*** SUPPLIED PASSAGE ***
Today’s Lockdown piece: Words of reflection from Phnom Penh and the magic keyboard of Steven W. Palmer.
“I felt a tremendous distance between myself and everything real.”
― Hunter S. Thompson.
Self-imposed lockdown, Day…what is it again, Priti? Oh yes. Day Thirteenty fortytweleven.
To borrow another quote (and why not, it saves me writing), Philip K. Dick said: “It is sometimes an appropriate response to reality to go insane.”
I think between Hunter and Phil, they have nailed this weird alternate reality we have not only plunged into, but plunged into willingly in most cases. Take a single Scottish exile with Cyclothymia (that’s Bipolar III to you lucky laypeople) and lock him away – voluntarily of course – in a large house with an equally large but fenced yard and watch the adherence to carefully constructed cycles of up and down slowly crumble.
For the most part, my view of the outside world is half-seen bodies passing my gate. For the other part, my link to reality is a slowly crumbling interaction with the rest of the world via social media.
Ah, the sword with two edges. On one hand, it provides a link to people you know and love. It can even offer respite in the guise of ever-darkening memes (at what point does it become acceptable to laugh at death?). But on the other hand, you are also subjected to a never-ending downward spiral of conspiracy theories whose madness, for a moment, make you feel totally sane.
From that fairly predictable cycle of up and down, the world has shifted this cyclothymic writer into a chaotic unpattern (sorry, George) of morning “guess the mood” gameshows. If I can avoid social media long enough to not see the increasingly orange face of the Trumpoon or yet another 5G rant, then I might manage to make it to the coffee machine and allow that first caffeine – and obligatory accompanying nicotine – hit nurse me into either mild mania or mild depression.
Either version is preferable to a full-blown episode. I can try and find a point of focus – increasingly more difficult as paying work has disappeared – and coax my damaged psyche to deal with the day ahead.
Then there are treat days. “What are treat days?” I hear you cry enthusiastically. Those are one of the two days I deign to leave the house as a hunter-gatherer. Well, more of the gatherer since mammoths went extinct, to be fair.
*** RAW DATA ***
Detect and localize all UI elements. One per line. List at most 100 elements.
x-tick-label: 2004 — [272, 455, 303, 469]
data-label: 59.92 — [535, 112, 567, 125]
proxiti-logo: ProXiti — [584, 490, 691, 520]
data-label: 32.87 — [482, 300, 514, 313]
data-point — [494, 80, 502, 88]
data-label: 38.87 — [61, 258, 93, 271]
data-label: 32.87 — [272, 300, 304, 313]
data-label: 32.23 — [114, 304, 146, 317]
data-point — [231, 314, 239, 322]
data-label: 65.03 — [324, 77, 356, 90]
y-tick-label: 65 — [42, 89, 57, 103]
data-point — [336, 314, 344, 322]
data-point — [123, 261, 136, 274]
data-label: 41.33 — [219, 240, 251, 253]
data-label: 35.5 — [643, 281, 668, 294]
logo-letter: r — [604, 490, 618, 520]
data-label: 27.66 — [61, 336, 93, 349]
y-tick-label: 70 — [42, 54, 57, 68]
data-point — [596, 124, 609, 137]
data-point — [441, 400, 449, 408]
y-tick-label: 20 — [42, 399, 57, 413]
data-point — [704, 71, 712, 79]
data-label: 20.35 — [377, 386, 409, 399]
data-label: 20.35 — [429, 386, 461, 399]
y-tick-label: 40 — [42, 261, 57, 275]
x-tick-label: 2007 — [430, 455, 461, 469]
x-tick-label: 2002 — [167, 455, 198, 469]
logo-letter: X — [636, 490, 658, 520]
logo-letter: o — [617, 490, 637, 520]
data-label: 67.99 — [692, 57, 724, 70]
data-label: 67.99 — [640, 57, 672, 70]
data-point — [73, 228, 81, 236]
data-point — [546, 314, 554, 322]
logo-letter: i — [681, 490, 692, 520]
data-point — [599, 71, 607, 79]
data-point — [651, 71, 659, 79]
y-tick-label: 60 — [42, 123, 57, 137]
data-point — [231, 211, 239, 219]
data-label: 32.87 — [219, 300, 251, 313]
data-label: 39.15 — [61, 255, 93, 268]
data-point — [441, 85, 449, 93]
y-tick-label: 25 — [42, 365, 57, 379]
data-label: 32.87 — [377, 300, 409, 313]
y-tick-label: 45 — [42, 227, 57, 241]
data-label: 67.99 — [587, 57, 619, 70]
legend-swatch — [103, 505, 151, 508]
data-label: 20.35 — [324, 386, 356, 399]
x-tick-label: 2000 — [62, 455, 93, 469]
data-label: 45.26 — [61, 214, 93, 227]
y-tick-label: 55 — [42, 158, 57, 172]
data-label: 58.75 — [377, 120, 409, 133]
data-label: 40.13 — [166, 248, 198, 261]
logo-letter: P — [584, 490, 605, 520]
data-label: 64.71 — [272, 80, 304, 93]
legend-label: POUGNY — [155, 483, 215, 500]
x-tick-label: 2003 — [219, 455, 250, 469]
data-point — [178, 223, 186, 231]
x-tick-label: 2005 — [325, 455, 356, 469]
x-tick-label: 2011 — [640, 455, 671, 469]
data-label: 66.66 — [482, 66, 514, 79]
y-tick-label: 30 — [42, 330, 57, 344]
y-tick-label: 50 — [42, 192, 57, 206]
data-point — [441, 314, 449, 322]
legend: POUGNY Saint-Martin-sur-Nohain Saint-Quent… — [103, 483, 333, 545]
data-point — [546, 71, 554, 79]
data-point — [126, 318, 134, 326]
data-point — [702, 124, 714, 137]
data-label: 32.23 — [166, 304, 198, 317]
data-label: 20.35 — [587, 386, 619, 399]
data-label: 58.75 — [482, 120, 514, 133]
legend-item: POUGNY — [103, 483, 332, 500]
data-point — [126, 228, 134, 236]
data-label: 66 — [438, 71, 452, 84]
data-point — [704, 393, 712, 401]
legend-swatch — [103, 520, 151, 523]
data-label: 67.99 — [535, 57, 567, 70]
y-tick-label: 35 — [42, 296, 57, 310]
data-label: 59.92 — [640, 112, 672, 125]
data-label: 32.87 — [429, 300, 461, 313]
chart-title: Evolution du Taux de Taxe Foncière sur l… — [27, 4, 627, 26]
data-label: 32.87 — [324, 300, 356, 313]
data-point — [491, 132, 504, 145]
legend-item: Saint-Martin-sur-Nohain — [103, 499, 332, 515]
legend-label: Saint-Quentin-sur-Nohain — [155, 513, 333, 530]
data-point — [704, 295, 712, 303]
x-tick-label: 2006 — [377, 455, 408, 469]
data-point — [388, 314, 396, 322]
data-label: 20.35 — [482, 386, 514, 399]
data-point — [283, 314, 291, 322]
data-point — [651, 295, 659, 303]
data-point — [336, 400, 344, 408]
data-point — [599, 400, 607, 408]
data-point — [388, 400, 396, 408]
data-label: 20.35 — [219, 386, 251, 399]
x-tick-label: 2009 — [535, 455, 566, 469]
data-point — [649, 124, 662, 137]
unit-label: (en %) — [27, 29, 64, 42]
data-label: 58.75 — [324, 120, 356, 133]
***
▶ [REQUESTS]:
a: Reproduce verbatim the section of the lockdown piece that begins with the words containing "I think between" and ends with "down slowly crumble.".
b: Write the next part of the lockdown piece, picking up after its final sentence.

▶ [RESPONSES]:
a:
I think between Hunter and Phil, they have nailed this weird alternate reality we have not only plunged into, but plunged into willingly in most cases. Take a single Scottish exile with Cyclothymia (that’s Bipolar III to you lucky laypeople) and lock him away – voluntarily of course – in a large house with an equally large but fenced yard and watch the adherence to carefully constructed cycles of up and down slowly crumble.

b:
Fully masked and goggled, I mount my trusty steed and ride through the village, ignoring the occasional suspicious glance from fearful natives. Enter supermarket, use hand sanitiser, wipe trolley handle with wet wipes, use hand sanitiser again, then off for a trolley dash – at respectable social distance of course – that Dale Winton would have been proud of (for our American viewers, think David Ruprecht, for Aussies, think Ian Turpie). List ticked off, fellow shoppers swerved past, non-mask wearing people scowled at, I make for the checkout, replete with flexiglass screen to protect the staff…or is it to protect the customers?
Despite the actual, real, truly tangible insanity of the supermarket, those little excursions represent a brief toe-dipping back into reality and sanity. As you ride in the – lighter than usual – traffic of Phnom Penh, you can, just for a brief 5 or 10 minutes, pretend that we are not all trapped in a maelstrom of fear and uncertainty.
You can pretend that you are going out for some beers tonight, maybe a game of pool, go for some nice food, flirt with the waitress, joke with the motodop drivers, gaze at the intricacies of social intercourse on the riverside, all those stupid little things that we took for granted…
I want those stupid things back.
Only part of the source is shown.